Every line below is to be quoted exactly, with nothing added or dropped.

_EXERCISE DATA:_
-=-=-

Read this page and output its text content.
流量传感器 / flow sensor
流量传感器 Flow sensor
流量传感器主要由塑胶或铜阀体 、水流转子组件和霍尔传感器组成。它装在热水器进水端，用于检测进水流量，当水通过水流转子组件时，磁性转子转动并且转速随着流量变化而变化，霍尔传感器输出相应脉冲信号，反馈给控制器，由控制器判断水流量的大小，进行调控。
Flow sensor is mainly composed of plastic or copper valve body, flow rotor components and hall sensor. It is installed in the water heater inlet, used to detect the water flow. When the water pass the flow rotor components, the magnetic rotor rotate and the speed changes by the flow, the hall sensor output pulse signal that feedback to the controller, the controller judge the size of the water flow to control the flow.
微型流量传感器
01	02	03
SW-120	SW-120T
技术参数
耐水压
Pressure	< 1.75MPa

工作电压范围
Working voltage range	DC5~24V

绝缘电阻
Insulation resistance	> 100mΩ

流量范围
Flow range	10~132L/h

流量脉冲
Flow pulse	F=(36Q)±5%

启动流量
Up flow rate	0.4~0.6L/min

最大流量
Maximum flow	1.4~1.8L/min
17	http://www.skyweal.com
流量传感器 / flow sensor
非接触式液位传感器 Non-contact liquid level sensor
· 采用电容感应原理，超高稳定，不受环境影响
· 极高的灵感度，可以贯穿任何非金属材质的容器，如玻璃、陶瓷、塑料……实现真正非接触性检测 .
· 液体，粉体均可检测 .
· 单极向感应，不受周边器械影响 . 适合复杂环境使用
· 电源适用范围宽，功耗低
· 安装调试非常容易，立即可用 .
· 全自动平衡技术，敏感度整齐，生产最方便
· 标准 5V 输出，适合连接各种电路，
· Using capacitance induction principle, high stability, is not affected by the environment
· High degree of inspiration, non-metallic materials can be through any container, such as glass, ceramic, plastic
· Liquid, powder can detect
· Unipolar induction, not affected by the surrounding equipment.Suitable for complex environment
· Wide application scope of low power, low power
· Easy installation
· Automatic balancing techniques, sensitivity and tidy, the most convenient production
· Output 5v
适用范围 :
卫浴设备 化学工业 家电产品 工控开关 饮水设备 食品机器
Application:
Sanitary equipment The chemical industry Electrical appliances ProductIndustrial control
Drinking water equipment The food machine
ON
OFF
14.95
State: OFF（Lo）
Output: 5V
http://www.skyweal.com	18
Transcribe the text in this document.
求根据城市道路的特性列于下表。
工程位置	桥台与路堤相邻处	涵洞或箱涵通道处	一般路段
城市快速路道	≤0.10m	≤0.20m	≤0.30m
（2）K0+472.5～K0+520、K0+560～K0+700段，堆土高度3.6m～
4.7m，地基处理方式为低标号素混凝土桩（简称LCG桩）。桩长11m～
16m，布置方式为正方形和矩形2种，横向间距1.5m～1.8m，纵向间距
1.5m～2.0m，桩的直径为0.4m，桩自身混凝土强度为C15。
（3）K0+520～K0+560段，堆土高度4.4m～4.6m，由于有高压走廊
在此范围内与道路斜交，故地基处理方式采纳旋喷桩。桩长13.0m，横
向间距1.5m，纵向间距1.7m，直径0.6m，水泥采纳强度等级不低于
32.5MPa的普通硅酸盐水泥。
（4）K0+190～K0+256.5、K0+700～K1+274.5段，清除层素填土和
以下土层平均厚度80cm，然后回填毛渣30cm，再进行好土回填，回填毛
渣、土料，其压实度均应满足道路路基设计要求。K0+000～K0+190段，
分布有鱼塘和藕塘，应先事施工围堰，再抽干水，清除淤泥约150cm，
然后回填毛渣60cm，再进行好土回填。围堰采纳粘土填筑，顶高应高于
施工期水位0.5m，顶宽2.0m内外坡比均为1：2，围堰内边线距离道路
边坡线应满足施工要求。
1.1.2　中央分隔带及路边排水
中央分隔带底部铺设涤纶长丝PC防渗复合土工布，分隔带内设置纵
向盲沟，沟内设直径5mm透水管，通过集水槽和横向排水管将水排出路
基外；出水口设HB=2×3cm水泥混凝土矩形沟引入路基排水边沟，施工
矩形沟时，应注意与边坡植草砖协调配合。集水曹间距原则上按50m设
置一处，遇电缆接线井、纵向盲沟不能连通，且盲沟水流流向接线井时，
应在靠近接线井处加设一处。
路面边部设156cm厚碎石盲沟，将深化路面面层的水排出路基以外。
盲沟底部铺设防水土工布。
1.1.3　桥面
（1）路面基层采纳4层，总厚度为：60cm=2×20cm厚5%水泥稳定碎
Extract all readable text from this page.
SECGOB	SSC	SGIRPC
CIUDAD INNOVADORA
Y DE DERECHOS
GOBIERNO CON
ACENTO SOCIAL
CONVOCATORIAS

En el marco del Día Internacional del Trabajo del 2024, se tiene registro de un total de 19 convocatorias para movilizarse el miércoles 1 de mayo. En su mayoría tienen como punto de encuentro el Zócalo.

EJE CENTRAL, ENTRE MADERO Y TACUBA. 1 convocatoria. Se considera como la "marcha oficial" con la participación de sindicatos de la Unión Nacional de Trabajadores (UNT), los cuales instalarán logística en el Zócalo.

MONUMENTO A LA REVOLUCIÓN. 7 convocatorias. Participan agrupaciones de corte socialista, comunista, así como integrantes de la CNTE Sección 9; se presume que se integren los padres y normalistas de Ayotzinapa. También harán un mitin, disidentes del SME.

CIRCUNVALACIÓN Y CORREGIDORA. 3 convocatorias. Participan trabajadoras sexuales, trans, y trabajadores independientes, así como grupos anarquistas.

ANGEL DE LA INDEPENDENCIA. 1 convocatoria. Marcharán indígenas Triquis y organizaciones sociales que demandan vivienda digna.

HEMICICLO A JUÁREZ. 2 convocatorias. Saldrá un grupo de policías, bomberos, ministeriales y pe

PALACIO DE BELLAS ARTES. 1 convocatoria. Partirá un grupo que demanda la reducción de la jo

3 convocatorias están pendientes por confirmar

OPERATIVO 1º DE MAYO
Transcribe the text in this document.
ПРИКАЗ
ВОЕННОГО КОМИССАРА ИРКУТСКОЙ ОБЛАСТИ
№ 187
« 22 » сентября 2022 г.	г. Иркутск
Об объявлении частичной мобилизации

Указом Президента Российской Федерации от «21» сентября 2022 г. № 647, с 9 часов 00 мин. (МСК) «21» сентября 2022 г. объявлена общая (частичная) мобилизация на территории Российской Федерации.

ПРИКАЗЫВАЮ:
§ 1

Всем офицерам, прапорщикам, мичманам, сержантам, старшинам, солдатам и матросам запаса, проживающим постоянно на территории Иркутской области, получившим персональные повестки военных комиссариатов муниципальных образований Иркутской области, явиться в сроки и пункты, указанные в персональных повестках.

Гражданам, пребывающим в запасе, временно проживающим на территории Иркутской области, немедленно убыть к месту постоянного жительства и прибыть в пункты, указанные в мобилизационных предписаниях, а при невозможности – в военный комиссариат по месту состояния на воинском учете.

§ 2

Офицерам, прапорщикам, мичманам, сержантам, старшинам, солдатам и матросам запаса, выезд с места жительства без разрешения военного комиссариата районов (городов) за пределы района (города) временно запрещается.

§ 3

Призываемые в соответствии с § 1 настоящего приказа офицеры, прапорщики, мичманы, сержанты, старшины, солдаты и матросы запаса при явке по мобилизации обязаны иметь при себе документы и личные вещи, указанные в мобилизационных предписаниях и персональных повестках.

-=-=-

_RESULT FOR THIS TASK:_
Read this page and output its text content.
流量传感器 / flow sensor
流量传感器 Flow sensor
流量传感器主要由塑胶或铜阀体 、水流转子组件和霍尔传感器组成。它装在热水器进水端，用于检测进水流量，当水通过水流转子组件时，磁性转子转动并且转速随着流量变化而变化，霍尔传感器输出相应脉冲信号，反馈给控制器，由控制器判断水流量的大小，进行调控。
Flow sensor is mainly composed of plastic or copper valve body, flow rotor components and hall sensor. It is installed in the water heater inlet, used to detect the water flow. When the water pass the flow rotor components, the magnetic rotor rotate and the speed changes by the flow, the hall sensor output pulse signal that feedback to the controller, the controller judge the size of the water flow to control the flow.
微型流量传感器
01	02	03
SW-120	SW-120T
技术参数
耐水压
Pressure	< 1.75MPa

工作电压范围
Working voltage range	DC5~24V

绝缘电阻
Insulation resistance	> 100mΩ

流量范围
Flow range	10~132L/h

流量脉冲
Flow pulse	F=(36Q)±5%

启动流量
Up flow rate	0.4~0.6L/min

最大流量
Maximum flow	1.4~1.8L/min
17	http://www.skyweal.com
流量传感器 / flow sensor
非接触式液位传感器 Non-contact liquid level sensor
· 采用电容感应原理，超高稳定，不受环境影响
· 极高的灵感度，可以贯穿任何非金属材质的容器，如玻璃、陶瓷、塑料……实现真正非接触性检测 .
· 液体，粉体均可检测 .
· 单极向感应，不受周边器械影响 . 适合复杂环境使用
· 电源适用范围宽，功耗低
· 安装调试非常容易，立即可用 .
· 全自动平衡技术，敏感度整齐，生产最方便
· 标准 5V 输出，适合连接各种电路，
· Using capacitance induction principle, high stability, is not affected by the environment
· High degree of inspiration, non-metallic materials can be through any container, such as glass, ceramic, plastic
· Liquid, powder can detect
· Unipolar induction, not affected by the surrounding equipment.Suitable for complex environment
· Wide application scope of low power, low power
· Easy installation
· Automatic balancing techniques, sensitivity and tidy, the most convenient production
· Output 5v
适用范围 :
卫浴设备 化学工业 家电产品 工控开关 饮水设备 食品机器
Application:
Sanitary equipment The chemical industry Electrical appliances ProductIndustrial control
Drinking water equipment The food machine
ON
OFF
14.95
State: OFF（Lo）
Output: 5V
http://www.skyweal.com	18
Transcribe the text in this document.
求根据城市道路的特性列于下表。
工程位置	桥台与路堤相邻处	涵洞或箱涵通道处	一般路段
城市快速路道	≤0.10m	≤0.20m	≤0.30m
（2）K0+472.5～K0+520、K0+560～K0+700段，堆土高度3.6m～
4.7m，地基处理方式为低标号素混凝土桩（简称LCG桩）。桩长11m～
16m，布置方式为正方形和矩形2种，横向间距1.5m～1.8m，纵向间距
1.5m～2.0m，桩的直径为0.4m，桩自身混凝土强度为C15。
（3）K0+520～K0+560段，堆土高度4.4m～4.6m，由于有高压走廊
在此范围内与道路斜交，故地基处理方式采纳旋喷桩。桩长13.0m，横
向间距1.5m，纵向间距1.7m，直径0.6m，水泥采纳强度等级不低于
32.5MPa的普通硅酸盐水泥。
（4）K0+190～K0+256.5、K0+700～K1+274.5段，清除层素填土和
以下土层平均厚度80cm，然后回填毛渣30cm，再进行好土回填，回填毛
渣、土料，其压实度均应满足道路路基设计要求。K0+000～K0+190段，
分布有鱼塘和藕塘，应先事施工围堰，再抽干水，清除淤泥约150cm，
然后回填毛渣60cm，再进行好土回填。围堰采纳粘土填筑，顶高应高于
施工期水位0.5m，顶宽2.0m内外坡比均为1：2，围堰内边线距离道路
边坡线应满足施工要求。
1.1.2　中央分隔带及路边排水
中央分隔带底部铺设涤纶长丝PC防渗复合土工布，分隔带内设置纵
向盲沟，沟内设直径5mm透水管，通过集水槽和横向排水管将水排出路
基外；出水口设HB=2×3cm水泥混凝土矩形沟引入路基排水边沟，施工
矩形沟时，应注意与边坡植草砖协调配合。集水曹间距原则上按50m设
置一处，遇电缆接线井、纵向盲沟不能连通，且盲沟水流流向接线井时，
应在靠近接线井处加设一处。
路面边部设156cm厚碎石盲沟，将深化路面面层的水排出路基以外。
盲沟底部铺设防水土工布。
1.1.3　桥面
（1）路面基层采纳4层，总厚度为：60cm=2×20cm厚5%水泥稳定碎
Extract all readable text from this page.
SECGOB	SSC	SGIRPC
CIUDAD INNOVADORA
Y DE DERECHOS
GOBIERNO CON
ACENTO SOCIAL
CONVOCATORIAS

En el marco del Día Internacional del Trabajo del 2024, se tiene registro de un total de 19 convocatorias para movilizarse el miércoles 1 de mayo. En su mayoría tienen como punto de encuentro el Zócalo.

EJE CENTRAL, ENTRE MADERO Y TACUBA. 1 convocatoria. Se considera como la "marcha oficial" con la participación de sindicatos de la Unión Nacional de Trabajadores (UNT), los cuales instalarán logística en el Zócalo.

MONUMENTO A LA REVOLUCIÓN. 7 convocatorias. Participan agrupaciones de corte socialista, comunista, así como integrantes de la CNTE Sección 9; se presume que se integren los padres y normalistas de Ayotzinapa. También harán un mitin, disidentes del SME.

CIRCUNVALACIÓN Y CORREGIDORA. 3 convocatorias. Participan trabajadoras sexuales, trans, y trabajadores independientes, así como grupos anarquistas.

ANGEL DE LA INDEPENDENCIA. 1 convocatoria. Marcharán indígenas Triquis y organizaciones sociales que demandan vivienda digna.

HEMICICLO A JUÁREZ. 2 convocatorias. Saldrá un grupo de policías, bomberos, ministeriales y pe

PALACIO DE BELLAS ARTES. 1 convocatoria. Partirá un grupo que demanda la reducción de la jo

3 convocatorias están pendientes por confirmar

OPERATIVO 1º DE MAYO
Transcribe the text in this document.
ПРИКАЗ
ВОЕННОГО КОМИССАРА ИРКУТСКОЙ ОБЛАСТИ
№ 187
« 22 » сентября 2022 г.	г. Иркутск
Об объявлении частичной мобилизации

Указом Президента Российской Федерации от «21» сентября 2022 г. № 647, с 9 часов 00 мин. (МСК) «21» сентября 2022 г. объявлена общая (частичная) мобилизация на территории Российской Федерации.

ПРИКАЗЫВАЮ:
§ 1

Всем офицерам, прапорщикам, мичманам, сержантам, старшинам, солдатам и матросам запаса, проживающим постоянно на территории Иркутской области, получившим персональные повестки военных комиссариатов муниципальных образований Иркутской области, явиться в сроки и пункты, указанные в персональных повестках.

Гражданам, пребывающим в запасе, временно проживающим на территории Иркутской области, немедленно убыть к месту постоянного жительства и прибыть в пункты, указанные в мобилизационных предписаниях, а при невозможности – в военный комиссариат по месту состояния на воинском учете.

§ 2

Офицерам, прапорщикам, мичманам, сержантам, старшинам, солдатам и матросам запаса, выезд с места жительства без разрешения военного комиссариата районов (городов) за пределы района (города) временно запрещается.

§ 3

Призываемые в соответствии с § 1 настоящего приказа офицеры, прапорщики, мичманы, сержанты, старшины, солдаты и матросы запаса при явке по мобилизации обязаны иметь при себе документы и личные вещи, указанные в мобилизационных предписаниях и персональных повестках.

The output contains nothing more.